Given exercise: Quote, without change, all of the lines that follow.

Material supplied:
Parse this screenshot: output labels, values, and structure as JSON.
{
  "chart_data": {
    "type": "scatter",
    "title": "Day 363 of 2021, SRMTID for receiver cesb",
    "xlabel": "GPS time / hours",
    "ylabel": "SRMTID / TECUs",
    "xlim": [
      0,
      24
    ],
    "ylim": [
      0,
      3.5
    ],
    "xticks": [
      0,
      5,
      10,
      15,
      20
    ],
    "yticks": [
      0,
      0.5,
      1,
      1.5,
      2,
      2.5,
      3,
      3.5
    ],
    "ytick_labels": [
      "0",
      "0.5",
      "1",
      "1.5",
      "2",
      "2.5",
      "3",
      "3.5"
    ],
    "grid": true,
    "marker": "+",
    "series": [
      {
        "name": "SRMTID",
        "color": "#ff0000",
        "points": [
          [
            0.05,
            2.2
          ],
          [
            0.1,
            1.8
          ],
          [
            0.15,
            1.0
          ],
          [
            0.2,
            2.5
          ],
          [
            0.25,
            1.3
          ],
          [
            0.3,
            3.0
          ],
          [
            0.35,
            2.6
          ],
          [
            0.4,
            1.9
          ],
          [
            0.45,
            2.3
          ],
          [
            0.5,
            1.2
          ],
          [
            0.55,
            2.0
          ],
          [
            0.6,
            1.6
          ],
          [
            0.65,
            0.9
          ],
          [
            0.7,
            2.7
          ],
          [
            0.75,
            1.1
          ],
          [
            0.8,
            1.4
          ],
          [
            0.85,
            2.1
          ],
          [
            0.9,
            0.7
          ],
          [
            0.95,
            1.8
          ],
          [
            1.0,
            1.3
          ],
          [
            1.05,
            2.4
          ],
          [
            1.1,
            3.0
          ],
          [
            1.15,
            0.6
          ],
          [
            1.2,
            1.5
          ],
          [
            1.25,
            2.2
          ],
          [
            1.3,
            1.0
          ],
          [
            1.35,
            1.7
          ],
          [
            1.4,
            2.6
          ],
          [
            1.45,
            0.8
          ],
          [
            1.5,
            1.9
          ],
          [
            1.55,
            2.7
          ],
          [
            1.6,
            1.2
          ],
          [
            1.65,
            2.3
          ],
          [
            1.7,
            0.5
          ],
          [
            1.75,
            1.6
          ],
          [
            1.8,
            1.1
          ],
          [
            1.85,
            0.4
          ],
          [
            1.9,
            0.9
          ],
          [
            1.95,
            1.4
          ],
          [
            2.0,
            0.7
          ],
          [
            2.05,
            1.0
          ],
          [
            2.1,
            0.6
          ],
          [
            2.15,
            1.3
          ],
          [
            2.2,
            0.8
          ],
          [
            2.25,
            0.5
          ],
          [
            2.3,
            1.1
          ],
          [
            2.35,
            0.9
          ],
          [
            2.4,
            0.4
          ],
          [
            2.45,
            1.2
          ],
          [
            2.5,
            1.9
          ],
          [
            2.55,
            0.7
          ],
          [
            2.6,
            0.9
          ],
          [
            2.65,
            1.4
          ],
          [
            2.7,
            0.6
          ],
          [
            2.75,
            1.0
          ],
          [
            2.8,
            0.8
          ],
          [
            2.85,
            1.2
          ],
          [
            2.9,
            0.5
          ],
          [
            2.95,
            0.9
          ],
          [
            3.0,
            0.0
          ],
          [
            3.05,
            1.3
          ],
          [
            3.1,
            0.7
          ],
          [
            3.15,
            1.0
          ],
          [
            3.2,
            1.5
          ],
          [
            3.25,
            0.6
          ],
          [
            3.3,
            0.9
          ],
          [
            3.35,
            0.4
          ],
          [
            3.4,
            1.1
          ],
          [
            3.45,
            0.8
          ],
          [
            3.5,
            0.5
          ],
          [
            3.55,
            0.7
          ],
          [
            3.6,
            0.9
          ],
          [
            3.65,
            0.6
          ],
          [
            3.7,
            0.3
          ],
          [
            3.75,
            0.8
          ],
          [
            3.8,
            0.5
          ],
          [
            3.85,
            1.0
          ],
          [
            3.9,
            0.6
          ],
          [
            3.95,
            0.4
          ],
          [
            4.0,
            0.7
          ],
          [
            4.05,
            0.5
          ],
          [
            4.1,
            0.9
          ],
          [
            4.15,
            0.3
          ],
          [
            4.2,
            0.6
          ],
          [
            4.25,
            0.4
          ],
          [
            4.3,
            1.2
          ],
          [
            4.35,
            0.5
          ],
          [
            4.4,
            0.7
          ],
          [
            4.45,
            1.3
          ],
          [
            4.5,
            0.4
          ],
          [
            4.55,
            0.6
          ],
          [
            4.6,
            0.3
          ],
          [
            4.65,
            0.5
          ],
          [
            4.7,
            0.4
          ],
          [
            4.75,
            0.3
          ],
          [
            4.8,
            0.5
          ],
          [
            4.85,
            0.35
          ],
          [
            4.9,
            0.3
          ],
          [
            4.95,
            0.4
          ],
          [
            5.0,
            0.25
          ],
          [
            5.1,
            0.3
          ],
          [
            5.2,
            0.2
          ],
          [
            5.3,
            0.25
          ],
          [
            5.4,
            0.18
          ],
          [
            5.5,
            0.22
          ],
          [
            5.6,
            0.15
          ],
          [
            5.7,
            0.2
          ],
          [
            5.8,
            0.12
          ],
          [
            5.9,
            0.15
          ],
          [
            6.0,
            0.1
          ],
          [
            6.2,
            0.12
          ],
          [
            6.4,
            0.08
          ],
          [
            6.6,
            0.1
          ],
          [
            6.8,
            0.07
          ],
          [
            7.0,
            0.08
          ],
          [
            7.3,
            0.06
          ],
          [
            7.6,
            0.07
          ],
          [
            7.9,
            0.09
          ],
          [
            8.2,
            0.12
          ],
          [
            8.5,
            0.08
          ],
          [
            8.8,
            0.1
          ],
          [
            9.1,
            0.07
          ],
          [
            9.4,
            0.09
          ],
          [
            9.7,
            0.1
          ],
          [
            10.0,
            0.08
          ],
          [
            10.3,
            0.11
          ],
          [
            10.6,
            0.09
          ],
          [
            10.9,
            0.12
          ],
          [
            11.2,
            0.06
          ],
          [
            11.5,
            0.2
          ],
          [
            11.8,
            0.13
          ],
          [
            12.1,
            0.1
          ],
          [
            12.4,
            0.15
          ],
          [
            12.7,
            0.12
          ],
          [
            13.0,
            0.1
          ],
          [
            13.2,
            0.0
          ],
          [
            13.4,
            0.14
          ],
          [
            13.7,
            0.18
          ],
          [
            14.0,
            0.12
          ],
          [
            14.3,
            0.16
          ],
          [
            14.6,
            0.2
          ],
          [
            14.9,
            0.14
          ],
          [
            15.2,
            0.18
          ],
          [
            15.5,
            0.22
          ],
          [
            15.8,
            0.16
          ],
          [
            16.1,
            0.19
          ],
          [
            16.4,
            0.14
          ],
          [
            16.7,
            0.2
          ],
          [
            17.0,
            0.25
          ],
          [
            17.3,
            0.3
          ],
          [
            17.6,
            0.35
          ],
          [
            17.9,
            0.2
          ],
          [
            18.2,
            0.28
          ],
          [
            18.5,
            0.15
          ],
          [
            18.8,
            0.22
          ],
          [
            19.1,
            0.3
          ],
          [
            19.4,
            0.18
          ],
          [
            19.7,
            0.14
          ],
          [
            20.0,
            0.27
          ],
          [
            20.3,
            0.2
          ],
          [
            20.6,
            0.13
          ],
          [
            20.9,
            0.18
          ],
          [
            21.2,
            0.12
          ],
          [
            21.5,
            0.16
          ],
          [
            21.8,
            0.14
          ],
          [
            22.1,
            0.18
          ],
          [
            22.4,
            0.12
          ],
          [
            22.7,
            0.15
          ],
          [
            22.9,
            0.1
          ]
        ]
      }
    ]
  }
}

Solution to the problem:
Parse this screenshot: output labels, values, and structure as JSON.
{
  "chart_data": {
    "type": "scatter",
    "title": "Day 363 of 2021, SRMTID for receiver cesb",
    "xlabel": "GPS time / hours",
    "ylabel": "SRMTID / TECUs",
    "xlim": [
      0,
      24
    ],
    "ylim": [
      0,
      3.5
    ],
    "xticks": [
      0,
      5,
      10,
      15,
      20
    ],
    "yticks": [
      0,
      0.5,
      1,
      1.5,
      2,
      2.5,
      3,
      3.5
    ],
    "ytick_labels": [
      "0",
      "0.5",
      "1",
      "1.5",
      "2",
      "2.5",
      "3",
      "3.5"
    ],
    "grid": true,
    "marker": "+",
    "series": [
      {
        "name": "SRMTID",
        "color": "#ff0000",
        "points": [
          [
            0.05,
            2.2
          ],
          [
            0.1,
            1.8
          ],
          [
            0.15,
            1.0
          ],
          [
            0.2,
            2.5
          ],
          [
            0.25,
            1.3
          ],
          [
            0.3,
            3.0
          ],
          [
            0.35,
            2.6
          ],
          [
            0.4,
            1.9
          ],
          [
            0.45,
            2.3
          ],
          [
            0.5,
            1.2
          ],
          [
            0.55,
            2.0
          ],
          [
            0.6,
            1.6
          ],
          [
            0.65,
            0.9
          ],
          [
            0.7,
            2.7
          ],
          [
            0.75,
            1.1
          ],
          [
            0.8,
            1.4
          ],
          [
            0.85,
            2.1
          ],
          [
            0.9,
            0.7
          ],
          [
            0.95,
            1.8
          ],
          [
            1.0,
            1.3
          ],
          [
            1.05,
            2.4
          ],
          [
            1.1,
            3.0
          ],
          [
            1.15,
            0.6
          ],
          [
            1.2,
            1.5
          ],
          [
            1.25,
            2.2
          ],
          [
            1.3,
            1.0
          ],
          [
            1.35,
            1.7
          ],
          [
            1.4,
            2.6
          ],
          [
            1.45,
            0.8
          ],
          [
            1.5,
            1.9
          ],
          [
            1.55,
            2.7
          ],
          [
            1.6,
            1.2
          ],
          [
            1.65,
            2.3
          ],
          [
            1.7,
            0.5
          ],
          [
            1.75,
            1.6
          ],
          [
            1.8,
            1.1
          ],
          [
            1.85,
            0.4
          ],
          [
            1.9,
            0.9
          ],
          [
            1.95,
            1.4
          ],
          [
            2.0,
            0.7
          ],
          [
            2.05,
            1.0
          ],
          [
            2.1,
            0.6
          ],
          [
            2.15,
            1.3
          ],
          [
            2.2,
            0.8
          ],
          [
            2.25,
            0.5
          ],
          [
            2.3,
            1.1
          ],
          [
            2.35,
            0.9
          ],
          [
            2.4,
            0.4
          ],
          [
            2.45,
            1.2
          ],
          [
            2.5,
            1.9
          ],
          [
            2.55,
            0.7
          ],
          [
            2.6,
            0.9
          ],
          [
            2.65,
            1.4
          ],
          [
            2.7,
            0.6
          ],
          [
            2.75,
            1.0
          ],
          [
            2.8,
            0.8
          ],
          [
            2.85,
            1.2
          ],
          [
            2.9,
            0.5
          ],
          [
            2.95,
            0.9
          ],
          [
            3.0,
            0.0
          ],
          [
            3.05,
            1.3
          ],
          [
            3.1,
            0.7
          ],
          [
            3.15,
            1.0
          ],
          [
            3.2,
            1.5
          ],
          [
            3.25,
            0.6
          ],
          [
            3.3,
            0.9
          ],
          [
            3.35,
            0.4
          ],
          [
            3.4,
            1.1
          ],
          [
            3.45,
            0.8
          ],
          [
            3.5,
            0.5
          ],
          [
            3.55,
            0.7
          ],
          [
            3.6,
            0.9
          ],
          [
            3.65,
            0.6
          ],
          [
            3.7,
            0.3
          ],
          [
            3.75,
            0.8
          ],
          [
            3.8,
            0.5
          ],
          [
            3.85,
            1.0
          ],
          [
            3.9,
            0.6
          ],
          [
            3.95,
            0.4
          ],
          [
            4.0,
            0.7
          ],
          [
            4.05,
            0.5
          ],
          [
            4.1,
            0.9
          ],
          [
            4.15,
            0.3
          ],
          [
            4.2,
            0.6
          ],
          [
            4.25,
            0.4
          ],
          [
            4.3,
            1.2
          ],
          [
            4.35,
            0.5
          ],
          [
            4.4,
            0.7
          ],
          [
            4.45,
            1.3
          ],
          [
            4.5,
            0.4
          ],
          [
            4.55,
            0.6
          ],
          [
            4.6,
            0.3
          ],
          [
            4.65,
            0.5
          ],
          [
            4.7,
            0.4
          ],
          [
            4.75,
            0.3
          ],
          [
            4.8,
            0.5
          ],
          [
            4.85,
            0.35
          ],
          [
            4.9,
            0.3
          ],
          [
            4.95,
            0.4
          ],
          [
            5.0,
            0.25
          ],
          [
            5.1,
            0.3
          ],
          [
            5.2,
            0.2
          ],
          [
            5.3,
            0.25
          ],
          [
            5.4,
            0.18
          ],
          [
            5.5,
            0.22
          ],
          [
            5.6,
            0.15
          ],
          [
            5.7,
            0.2
          ],
          [
            5.8,
            0.12
          ],
          [
            5.9,
            0.15
          ],
          [
            6.0,
            0.1
          ],
          [
            6.2,
            0.12
          ],
          [
            6.4,
            0.08
          ],
          [
            6.6,
            0.1
          ],
          [
            6.8,
            0.07
          ],
          [
            7.0,
            0.08
          ],
          [
            7.3,
            0.06
          ],
          [
            7.6,
            0.07
          ],
          [
            7.9,
            0.09
          ],
          [
            8.2,
            0.12
          ],
          [
            8.5,
            0.08
          ],
          [
            8.8,
            0.1
          ],
          [
            9.1,
            0.07
          ],
          [
            9.4,
            0.09
          ],
          [
            9.7,
            0.1
          ],
          [
            10.0,
            0.08
          ],
          [
            10.3,
            0.11
          ],
          [
            10.6,
            0.09
          ],
          [
            10.9,
            0.12
          ],
          [
            11.2,
            0.06
          ],
          [
            11.5,
            0.2
          ],
          [
            11.8,
            0.13
          ],
          [
            12.1,
            0.1
          ],
          [
            12.4,
            0.15
          ],
          [
            12.7,
            0.12
          ],
          [
            13.0,
            0.1
          ],
          [
            13.2,
            0.0
          ],
          [
            13.4,
            0.14
          ],
          [
            13.7,
            0.18
          ],
          [
            14.0,
            0.12
          ],
          [
            14.3,
            0.16
          ],
          [
            14.6,
            0.2
          ],
          [
            14.9,
            0.14
          ],
          [
            15.2,
            0.18
          ],
          [
            15.5,
            0.22
          ],
          [
            15.8,
            0.16
          ],
          [
            16.1,
            0.19
          ],
          [
            16.4,
            0.14
          ],
          [
            16.7,
            0.2
          ],
          [
            17.0,
            0.25
          ],
          [
            17.3,
            0.3
          ],
          [
            17.6,
            0.35
          ],
          [
            17.9,
            0.2
          ],
          [
            18.2,
            0.28
          ],
          [
            18.5,
            0.15
          ],
          [
            18.8,
            0.22
          ],
          [
            19.1,
            0.3
          ],
          [
            19.4,
            0.18
          ],
          [
            19.7,
            0.14
          ],
          [
            20.0,
            0.27
          ],
          [
            20.3,
            0.2
          ],
          [
            20.6,
            0.13
          ],
          [
            20.9,
            0.18
          ],
          [
            21.2,
            0.12
          ],
          [
            21.5,
            0.16
          ],
          [
            21.8,
            0.14
          ],
          [
            22.1,
            0.18
          ],
          [
            22.4,
            0.12
          ],
          [
            22.7,
            0.15
          ],
          [
            22.9,
            0.1
          ]
        ]
      }
    ]
  }
}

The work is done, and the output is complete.